DATA PROVIDED

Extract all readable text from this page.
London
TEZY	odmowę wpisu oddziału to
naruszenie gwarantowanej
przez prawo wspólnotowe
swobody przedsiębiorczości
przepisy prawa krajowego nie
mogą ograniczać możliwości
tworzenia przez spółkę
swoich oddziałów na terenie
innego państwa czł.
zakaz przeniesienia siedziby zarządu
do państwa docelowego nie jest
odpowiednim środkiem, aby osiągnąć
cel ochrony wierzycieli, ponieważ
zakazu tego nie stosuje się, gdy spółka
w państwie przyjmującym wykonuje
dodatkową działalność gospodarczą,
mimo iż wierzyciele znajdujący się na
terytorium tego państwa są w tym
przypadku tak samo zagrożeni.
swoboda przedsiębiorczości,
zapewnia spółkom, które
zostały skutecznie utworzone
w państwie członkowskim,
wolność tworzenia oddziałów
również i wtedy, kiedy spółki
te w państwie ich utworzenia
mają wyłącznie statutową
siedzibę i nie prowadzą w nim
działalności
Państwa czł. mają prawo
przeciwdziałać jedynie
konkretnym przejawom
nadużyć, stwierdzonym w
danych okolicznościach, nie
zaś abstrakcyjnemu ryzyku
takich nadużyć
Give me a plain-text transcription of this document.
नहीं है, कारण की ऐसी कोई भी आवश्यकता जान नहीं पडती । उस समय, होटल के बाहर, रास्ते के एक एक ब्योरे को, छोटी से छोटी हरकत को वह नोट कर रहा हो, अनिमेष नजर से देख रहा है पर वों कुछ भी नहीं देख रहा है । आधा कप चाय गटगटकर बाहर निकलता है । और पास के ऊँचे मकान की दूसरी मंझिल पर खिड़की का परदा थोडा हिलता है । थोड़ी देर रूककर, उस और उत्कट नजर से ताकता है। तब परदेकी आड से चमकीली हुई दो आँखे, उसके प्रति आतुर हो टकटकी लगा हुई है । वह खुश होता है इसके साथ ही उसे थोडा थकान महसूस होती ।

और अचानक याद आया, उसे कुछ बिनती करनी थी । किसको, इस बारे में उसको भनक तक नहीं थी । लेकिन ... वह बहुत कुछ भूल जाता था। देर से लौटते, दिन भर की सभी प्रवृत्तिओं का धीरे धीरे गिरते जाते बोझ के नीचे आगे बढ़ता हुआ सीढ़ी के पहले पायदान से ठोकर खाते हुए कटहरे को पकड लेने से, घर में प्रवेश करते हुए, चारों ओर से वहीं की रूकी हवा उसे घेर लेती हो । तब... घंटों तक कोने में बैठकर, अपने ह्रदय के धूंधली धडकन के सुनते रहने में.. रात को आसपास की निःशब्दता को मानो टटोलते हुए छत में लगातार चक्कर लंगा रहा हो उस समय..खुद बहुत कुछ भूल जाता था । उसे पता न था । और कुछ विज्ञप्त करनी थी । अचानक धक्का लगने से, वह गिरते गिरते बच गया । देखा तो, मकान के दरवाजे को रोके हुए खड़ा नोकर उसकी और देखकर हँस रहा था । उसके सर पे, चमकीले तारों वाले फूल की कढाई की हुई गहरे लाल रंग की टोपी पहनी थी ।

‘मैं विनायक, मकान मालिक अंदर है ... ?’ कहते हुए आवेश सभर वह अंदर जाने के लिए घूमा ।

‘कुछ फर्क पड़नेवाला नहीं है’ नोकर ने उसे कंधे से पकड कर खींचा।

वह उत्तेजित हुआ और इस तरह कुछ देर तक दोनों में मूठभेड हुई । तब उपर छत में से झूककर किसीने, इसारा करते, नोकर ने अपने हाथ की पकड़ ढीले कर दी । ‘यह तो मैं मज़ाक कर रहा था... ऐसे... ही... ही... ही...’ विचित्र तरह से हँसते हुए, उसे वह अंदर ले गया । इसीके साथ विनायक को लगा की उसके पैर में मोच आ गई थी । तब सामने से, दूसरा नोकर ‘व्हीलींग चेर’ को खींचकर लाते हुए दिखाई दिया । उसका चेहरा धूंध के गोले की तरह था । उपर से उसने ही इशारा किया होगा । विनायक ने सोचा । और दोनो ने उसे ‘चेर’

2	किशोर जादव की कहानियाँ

SHORT EXERCISE
Faithfully copy every entry, leaving nothing out.

FULL ANSWER
Extract all readable text from this page.
London
TEZY	odmowę wpisu oddziału to
naruszenie gwarantowanej
przez prawo wspólnotowe
swobody przedsiębiorczości
przepisy prawa krajowego nie
mogą ograniczać możliwości
tworzenia przez spółkę
swoich oddziałów na terenie
innego państwa czł.
zakaz przeniesienia siedziby zarządu
do państwa docelowego nie jest
odpowiednim środkiem, aby osiągnąć
cel ochrony wierzycieli, ponieważ
zakazu tego nie stosuje się, gdy spółka
w państwie przyjmującym wykonuje
dodatkową działalność gospodarczą,
mimo iż wierzyciele znajdujący się na
terytorium tego państwa są w tym
przypadku tak samo zagrożeni.
swoboda przedsiębiorczości,
zapewnia spółkom, które
zostały skutecznie utworzone
w państwie członkowskim,
wolność tworzenia oddziałów
również i wtedy, kiedy spółki
te w państwie ich utworzenia
mają wyłącznie statutową
siedzibę i nie prowadzą w nim
działalności
Państwa czł. mają prawo
przeciwdziałać jedynie
konkretnym przejawom
nadużyć, stwierdzonym w
danych okolicznościach, nie
zaś abstrakcyjnemu ryzyku
takich nadużyć
Give me a plain-text transcription of this document.
नहीं है, कारण की ऐसी कोई भी आवश्यकता जान नहीं पडती । उस समय, होटल के बाहर, रास्ते के एक एक ब्योरे को, छोटी से छोटी हरकत को वह नोट कर रहा हो, अनिमेष नजर से देख रहा है पर वों कुछ भी नहीं देख रहा है । आधा कप चाय गटगटकर बाहर निकलता है । और पास के ऊँचे मकान की दूसरी मंझिल पर खिड़की का परदा थोडा हिलता है । थोड़ी देर रूककर, उस और उत्कट नजर से ताकता है। तब परदेकी आड से चमकीली हुई दो आँखे, उसके प्रति आतुर हो टकटकी लगा हुई है । वह खुश होता है इसके साथ ही उसे थोडा थकान महसूस होती ।

और अचानक याद आया, उसे कुछ बिनती करनी थी । किसको, इस बारे में उसको भनक तक नहीं थी । लेकिन ... वह बहुत कुछ भूल जाता था। देर से लौटते, दिन भर की सभी प्रवृत्तिओं का धीरे धीरे गिरते जाते बोझ के नीचे आगे बढ़ता हुआ सीढ़ी के पहले पायदान से ठोकर खाते हुए कटहरे को पकड लेने से, घर में प्रवेश करते हुए, चारों ओर से वहीं की रूकी हवा उसे घेर लेती हो । तब... घंटों तक कोने में बैठकर, अपने ह्रदय के धूंधली धडकन के सुनते रहने में.. रात को आसपास की निःशब्दता को मानो टटोलते हुए छत में लगातार चक्कर लंगा रहा हो उस समय..खुद बहुत कुछ भूल जाता था । उसे पता न था । और कुछ विज्ञप्त करनी थी । अचानक धक्का लगने से, वह गिरते गिरते बच गया । देखा तो, मकान के दरवाजे को रोके हुए खड़ा नोकर उसकी और देखकर हँस रहा था । उसके सर पे, चमकीले तारों वाले फूल की कढाई की हुई गहरे लाल रंग की टोपी पहनी थी ।

‘मैं विनायक, मकान मालिक अंदर है ... ?’ कहते हुए आवेश सभर वह अंदर जाने के लिए घूमा ।

‘कुछ फर्क पड़नेवाला नहीं है’ नोकर ने उसे कंधे से पकड कर खींचा।

वह उत्तेजित हुआ और इस तरह कुछ देर तक दोनों में मूठभेड हुई । तब उपर छत में से झूककर किसीने, इसारा करते, नोकर ने अपने हाथ की पकड़ ढीले कर दी । ‘यह तो मैं मज़ाक कर रहा था... ऐसे... ही... ही... ही...’ विचित्र तरह से हँसते हुए, उसे वह अंदर ले गया । इसीके साथ विनायक को लगा की उसके पैर में मोच आ गई थी । तब सामने से, दूसरा नोकर ‘व्हीलींग चेर’ को खींचकर लाते हुए दिखाई दिया । उसका चेहरा धूंध के गोले की तरह था । उपर से उसने ही इशारा किया होगा । विनायक ने सोचा । और दोनो ने उसे ‘चेर’

2	किशोर जादव की कहानियाँ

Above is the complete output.